> _Exercise description_:
Set down each entry exactly as given; pictures should not appear in the copy.

> _Extracted data entries_:
"""

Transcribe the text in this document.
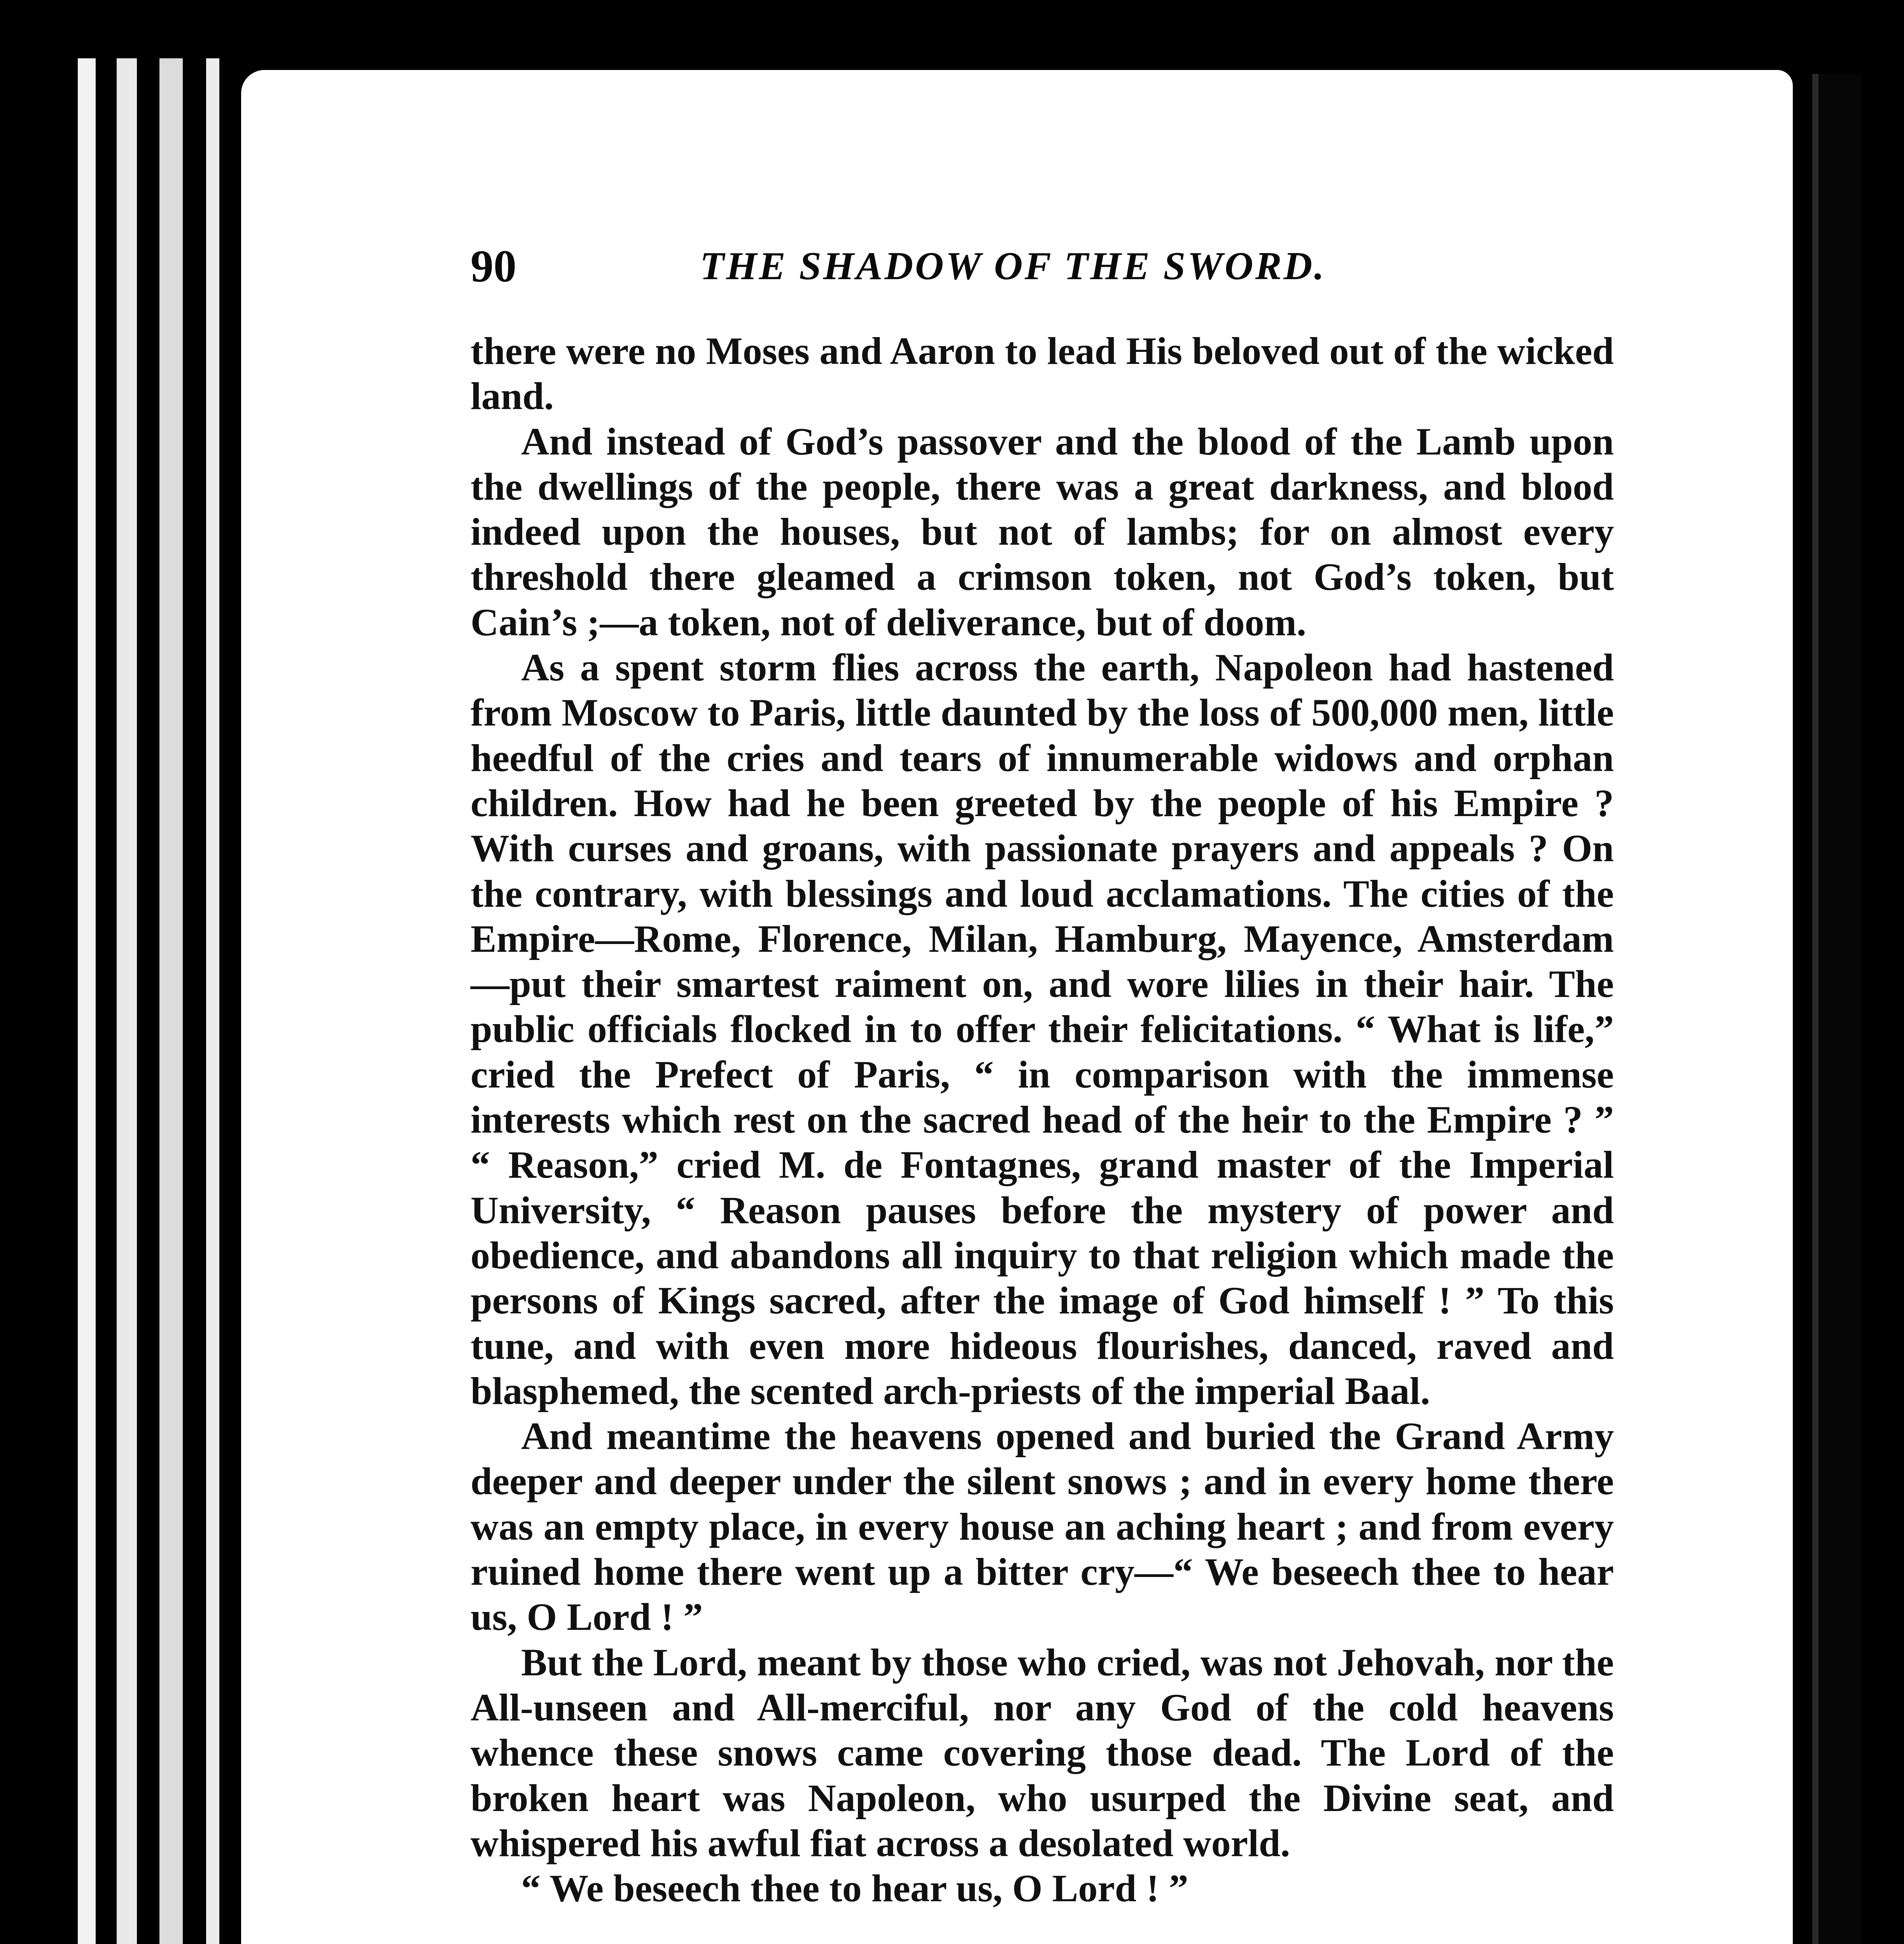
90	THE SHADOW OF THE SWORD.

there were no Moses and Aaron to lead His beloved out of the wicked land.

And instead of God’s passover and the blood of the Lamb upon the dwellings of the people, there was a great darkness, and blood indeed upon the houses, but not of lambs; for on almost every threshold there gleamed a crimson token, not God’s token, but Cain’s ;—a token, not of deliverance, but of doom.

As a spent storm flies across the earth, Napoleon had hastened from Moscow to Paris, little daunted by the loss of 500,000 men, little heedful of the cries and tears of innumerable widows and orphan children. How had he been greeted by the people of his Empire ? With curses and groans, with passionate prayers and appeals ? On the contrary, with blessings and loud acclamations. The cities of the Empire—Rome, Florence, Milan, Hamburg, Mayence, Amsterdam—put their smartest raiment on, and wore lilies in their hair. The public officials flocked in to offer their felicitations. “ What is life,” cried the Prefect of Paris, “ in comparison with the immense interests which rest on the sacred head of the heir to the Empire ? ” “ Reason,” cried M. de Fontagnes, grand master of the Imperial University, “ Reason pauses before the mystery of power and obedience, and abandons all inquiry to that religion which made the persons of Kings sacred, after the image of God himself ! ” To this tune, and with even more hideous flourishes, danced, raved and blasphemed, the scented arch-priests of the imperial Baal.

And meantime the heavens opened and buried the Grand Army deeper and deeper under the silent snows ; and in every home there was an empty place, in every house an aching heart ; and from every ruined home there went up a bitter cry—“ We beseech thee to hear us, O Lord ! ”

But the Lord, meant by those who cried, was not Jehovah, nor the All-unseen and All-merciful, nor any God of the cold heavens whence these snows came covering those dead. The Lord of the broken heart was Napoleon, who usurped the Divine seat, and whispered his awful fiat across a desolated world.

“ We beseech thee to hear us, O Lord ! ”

"""

> _The completed task_:
Transcribe the text in this document.
90	THE SHADOW OF THE SWORD.

there were no Moses and Aaron to lead His beloved out of the wicked land.

And instead of God’s passover and the blood of the Lamb upon the dwellings of the people, there was a great darkness, and blood indeed upon the houses, but not of lambs; for on almost every threshold there gleamed a crimson token, not God’s token, but Cain’s ;—a token, not of deliverance, but of doom.

As a spent storm flies across the earth, Napoleon had hastened from Moscow to Paris, little daunted by the loss of 500,000 men, little heedful of the cries and tears of innumerable widows and orphan children. How had he been greeted by the people of his Empire ? With curses and groans, with passionate prayers and appeals ? On the contrary, with blessings and loud acclamations. The cities of the Empire—Rome, Florence, Milan, Hamburg, Mayence, Amsterdam—put their smartest raiment on, and wore lilies in their hair. The public officials flocked in to offer their felicitations. “ What is life,” cried the Prefect of Paris, “ in comparison with the immense interests which rest on the sacred head of the heir to the Empire ? ” “ Reason,” cried M. de Fontagnes, grand master of the Imperial University, “ Reason pauses before the mystery of power and obedience, and abandons all inquiry to that religion which made the persons of Kings sacred, after the image of God himself ! ” To this tune, and with even more hideous flourishes, danced, raved and blasphemed, the scented arch-priests of the imperial Baal.

And meantime the heavens opened and buried the Grand Army deeper and deeper under the silent snows ; and in every home there was an empty place, in every house an aching heart ; and from every ruined home there went up a bitter cry—“ We beseech thee to hear us, O Lord ! ”

But the Lord, meant by those who cried, was not Jehovah, nor the All-unseen and All-merciful, nor any God of the cold heavens whence these snows came covering those dead. The Lord of the broken heart was Napoleon, who usurped the Divine seat, and whispered his awful fiat across a desolated world.

“ We beseech thee to hear us, O Lord ! ”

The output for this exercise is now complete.